— start Records for this exercise —

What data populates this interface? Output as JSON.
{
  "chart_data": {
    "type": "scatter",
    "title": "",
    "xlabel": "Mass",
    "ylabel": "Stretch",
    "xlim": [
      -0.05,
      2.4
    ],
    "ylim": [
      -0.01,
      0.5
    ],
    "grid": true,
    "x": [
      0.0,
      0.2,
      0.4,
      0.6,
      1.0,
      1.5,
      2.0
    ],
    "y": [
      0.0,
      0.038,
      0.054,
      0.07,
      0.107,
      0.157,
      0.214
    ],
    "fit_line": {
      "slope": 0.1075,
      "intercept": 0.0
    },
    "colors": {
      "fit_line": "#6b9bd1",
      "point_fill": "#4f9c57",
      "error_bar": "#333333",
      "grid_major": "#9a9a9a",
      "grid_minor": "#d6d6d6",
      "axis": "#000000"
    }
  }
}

— end Records for this exercise —

Write the data from above out again, exactly.

--- Output below ---
What data populates this interface? Output as JSON.
{
  "chart_data": {
    "type": "scatter",
    "title": "",
    "xlabel": "Mass",
    "ylabel": "Stretch",
    "xlim": [
      -0.05,
      2.4
    ],
    "ylim": [
      -0.01,
      0.5
    ],
    "grid": true,
    "x": [
      0.0,
      0.2,
      0.4,
      0.6,
      1.0,
      1.5,
      2.0
    ],
    "y": [
      0.0,
      0.038,
      0.054,
      0.07,
      0.107,
      0.157,
      0.214
    ],
    "fit_line": {
      "slope": 0.1075,
      "intercept": 0.0
    },
    "colors": {
      "fit_line": "#6b9bd1",
      "point_fill": "#4f9c57",
      "error_bar": "#333333",
      "grid_major": "#9a9a9a",
      "grid_minor": "#d6d6d6",
      "axis": "#000000"
    }
  }
}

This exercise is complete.